--- START OF Data in this exercise ---
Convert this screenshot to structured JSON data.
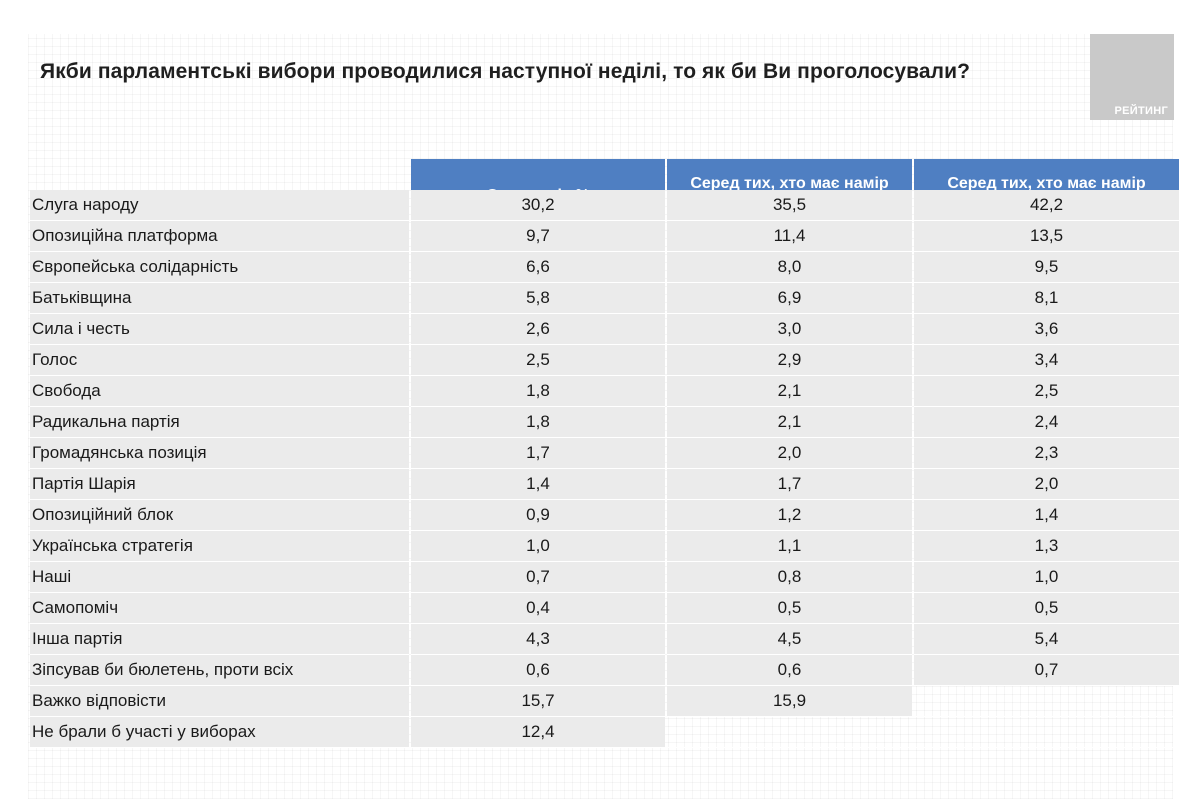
{
  "title": "Якби парламентські вибори проводилися наступної неділі, то як би Ви проголосували?",
  "logo_text": "РЕЙТИНГ",
  "columns": [
    "Серед усіх %",
    "Серед тих, хто має намір голосувати, %",
    "Серед тих, хто має намір голосувати і визначився, %"
  ],
  "rows": [
    {
      "label": "Слуга народу",
      "v1": "30,2",
      "v2": "35,5",
      "v3": "42,2"
    },
    {
      "label": "Опозиційна платформа",
      "v1": "9,7",
      "v2": "11,4",
      "v3": "13,5"
    },
    {
      "label": "Європейська солідарність",
      "v1": "6,6",
      "v2": "8,0",
      "v3": "9,5"
    },
    {
      "label": "Батьківщина",
      "v1": "5,8",
      "v2": "6,9",
      "v3": "8,1"
    },
    {
      "label": "Сила і честь",
      "v1": "2,6",
      "v2": "3,0",
      "v3": "3,6"
    },
    {
      "label": "Голос",
      "v1": "2,5",
      "v2": "2,9",
      "v3": "3,4"
    },
    {
      "label": "Свобода",
      "v1": "1,8",
      "v2": "2,1",
      "v3": "2,5"
    },
    {
      "label": "Радикальна партія",
      "v1": "1,8",
      "v2": "2,1",
      "v3": "2,4"
    },
    {
      "label": "Громадянська позиція",
      "v1": "1,7",
      "v2": "2,0",
      "v3": "2,3"
    },
    {
      "label": "Партія Шарія",
      "v1": "1,4",
      "v2": "1,7",
      "v3": "2,0"
    },
    {
      "label": "Опозиційний блок",
      "v1": "0,9",
      "v2": "1,2",
      "v3": "1,4"
    },
    {
      "label": "Українська стратегія",
      "v1": "1,0",
      "v2": "1,1",
      "v3": "1,3"
    },
    {
      "label": "Наші",
      "v1": "0,7",
      "v2": "0,8",
      "v3": "1,0"
    },
    {
      "label": "Самопоміч",
      "v1": "0,4",
      "v2": "0,5",
      "v3": "0,5"
    },
    {
      "label": "Інша партія",
      "v1": "4,3",
      "v2": "4,5",
      "v3": "5,4"
    },
    {
      "label": "Зіпсував би бюлетень, проти всіх",
      "v1": "0,6",
      "v2": "0,6",
      "v3": "0,7"
    },
    {
      "label": "Важко відповісти",
      "v1": "15,7",
      "v2": "15,9",
      "v3": null
    },
    {
      "label": "Не брали б участі у виборах",
      "v1": "12,4",
      "v2": null,
      "v3": null
    }
  ]
}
--- END OF Data in this exercise ---
• _What is required_:
In the entries above, find every line with the word "намір" and list it.

• _Output for this task_:
    "Серед тих, хто має намір голосувати, %",
    "Серед тих, хто має намір голосувати і визначився, %"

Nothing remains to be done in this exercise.